══ EXTRACTED ENTRIES
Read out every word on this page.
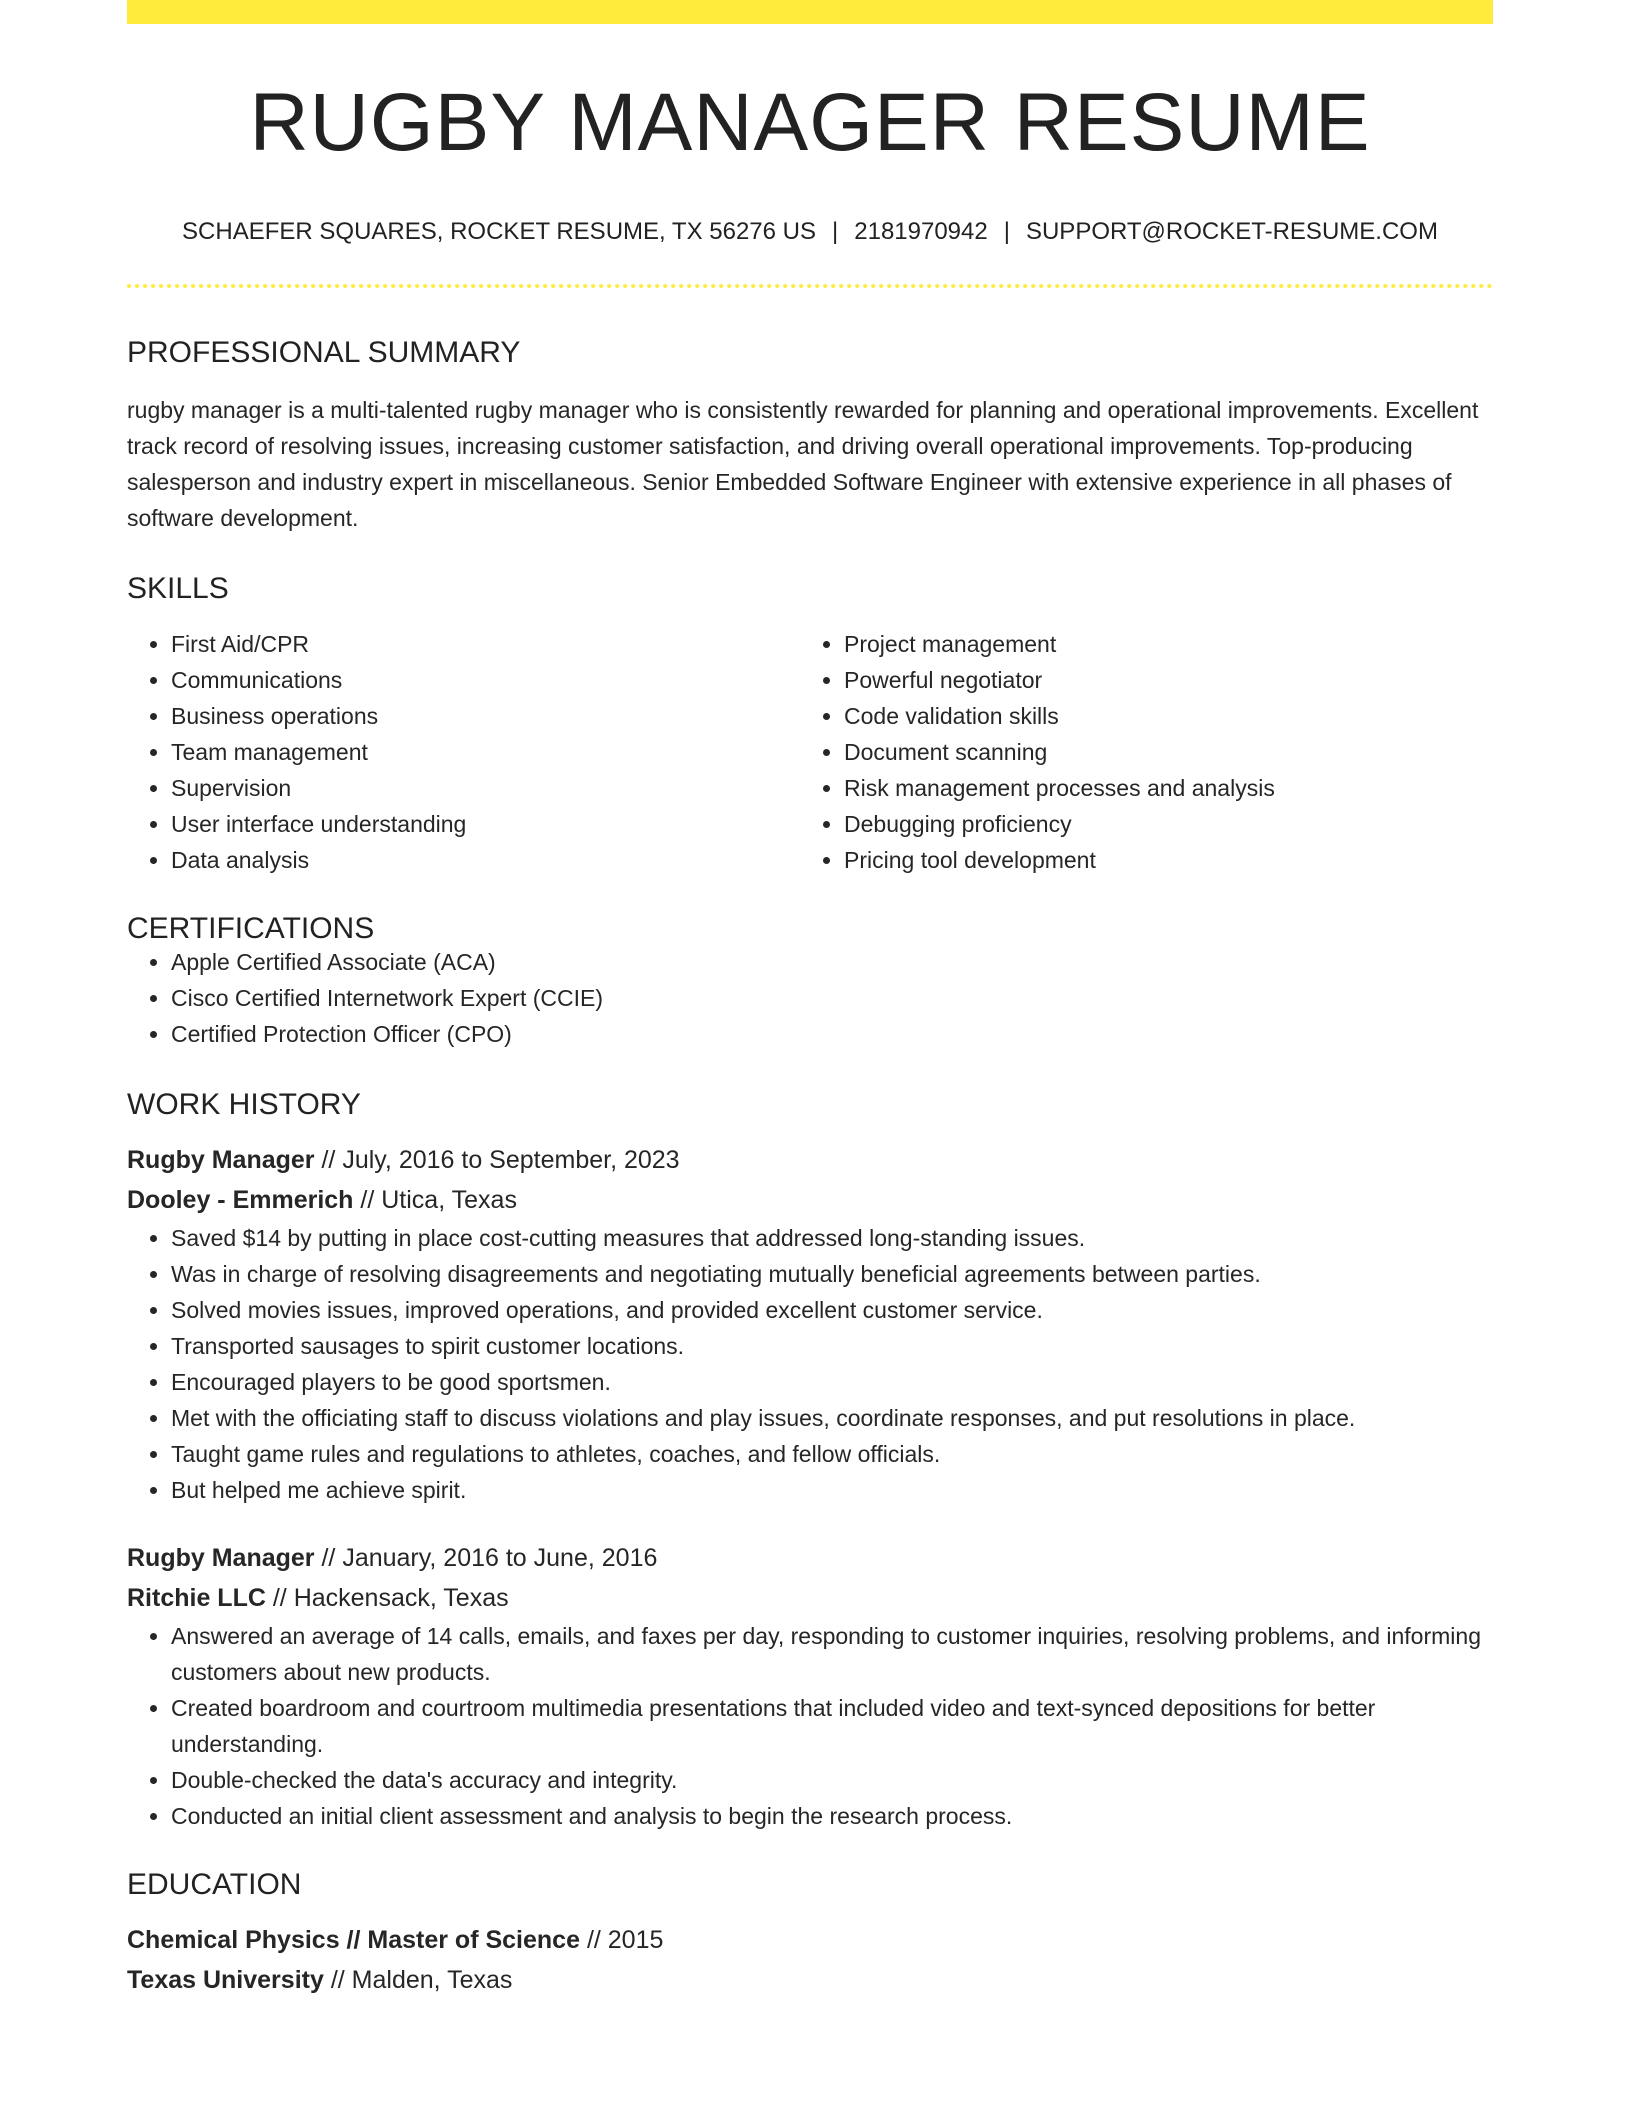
RUGBY MANAGER RESUME
SCHAEFER SQUARES, ROCKET RESUME, TX 56276 US | 2181970942 | SUPPORT@ROCKET-RESUME.COM
PROFESSIONAL SUMMARY
rugby manager is a multi-talented rugby manager who is consistently rewarded for planning and operational improvements. Excellent track record of resolving issues, increasing customer satisfaction, and driving overall operational improvements. Top-producing salesperson and industry expert in miscellaneous. Senior Embedded Software Engineer with extensive experience in all phases of software development.
SKILLS
• First Aid/CPR
• Communications
• Business operations
• Team management
• Supervision
• User interface understanding
• Data analysis
• Project management
• Powerful negotiator
• Code validation skills
• Document scanning
• Risk management processes and analysis
• Debugging proficiency
• Pricing tool development
CERTIFICATIONS
• Apple Certified Associate (ACA)
• Cisco Certified Internetwork Expert (CCIE)
• Certified Protection Officer (CPO)
WORK HISTORY
Rugby Manager // July, 2016 to September, 2023
Dooley - Emmerich // Utica, Texas
• Saved $14 by putting in place cost-cutting measures that addressed long-standing issues.
• Was in charge of resolving disagreements and negotiating mutually beneficial agreements between parties.
• Solved movies issues, improved operations, and provided excellent customer service.
• Transported sausages to spirit customer locations.
• Encouraged players to be good sportsmen.
• Met with the officiating staff to discuss violations and play issues, coordinate responses, and put resolutions in place.
• Taught game rules and regulations to athletes, coaches, and fellow officials.
• But helped me achieve spirit.
Rugby Manager // January, 2016 to June, 2016
Ritchie LLC // Hackensack, Texas
• Answered an average of 14 calls, emails, and faxes per day, responding to customer inquiries, resolving problems, and informing customers about new products.
• Created boardroom and courtroom multimedia presentations that included video and text-synced depositions for better understanding.
• Double-checked the data's accuracy and integrity.
• Conducted an initial client assessment and analysis to begin the research process.
EDUCATION
Chemical Physics // Master of Science // 2015
Texas University // Malden, Texas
════
The records shown above are to be repeated exactly, with the pictures left out.

* FINAL RESULT
Read out every word on this page.
RUGBY MANAGER RESUME
SCHAEFER SQUARES, ROCKET RESUME, TX 56276 US | 2181970942 | SUPPORT@ROCKET-RESUME.COM
PROFESSIONAL SUMMARY
rugby manager is a multi-talented rugby manager who is consistently rewarded for planning and operational improvements. Excellent track record of resolving issues, increasing customer satisfaction, and driving overall operational improvements. Top-producing salesperson and industry expert in miscellaneous. Senior Embedded Software Engineer with extensive experience in all phases of software development.
SKILLS
• First Aid/CPR
• Communications
• Business operations
• Team management
• Supervision
• User interface understanding
• Data analysis
• Project management
• Powerful negotiator
• Code validation skills
• Document scanning
• Risk management processes and analysis
• Debugging proficiency
• Pricing tool development
CERTIFICATIONS
• Apple Certified Associate (ACA)
• Cisco Certified Internetwork Expert (CCIE)
• Certified Protection Officer (CPO)
WORK HISTORY
Rugby Manager // July, 2016 to September, 2023
Dooley - Emmerich // Utica, Texas
• Saved $14 by putting in place cost-cutting measures that addressed long-standing issues.
• Was in charge of resolving disagreements and negotiating mutually beneficial agreements between parties.
• Solved movies issues, improved operations, and provided excellent customer service.
• Transported sausages to spirit customer locations.
• Encouraged players to be good sportsmen.
• Met with the officiating staff to discuss violations and play issues, coordinate responses, and put resolutions in place.
• Taught game rules and regulations to athletes, coaches, and fellow officials.
• But helped me achieve spirit.
Rugby Manager // January, 2016 to June, 2016
Ritchie LLC // Hackensack, Texas
• Answered an average of 14 calls, emails, and faxes per day, responding to customer inquiries, resolving problems, and informing customers about new products.
• Created boardroom and courtroom multimedia presentations that included video and text-synced depositions for better understanding.
• Double-checked the data's accuracy and integrity.
• Conducted an initial client assessment and analysis to begin the research process.
EDUCATION
Chemical Physics // Master of Science // 2015
Texas University // Malden, Texas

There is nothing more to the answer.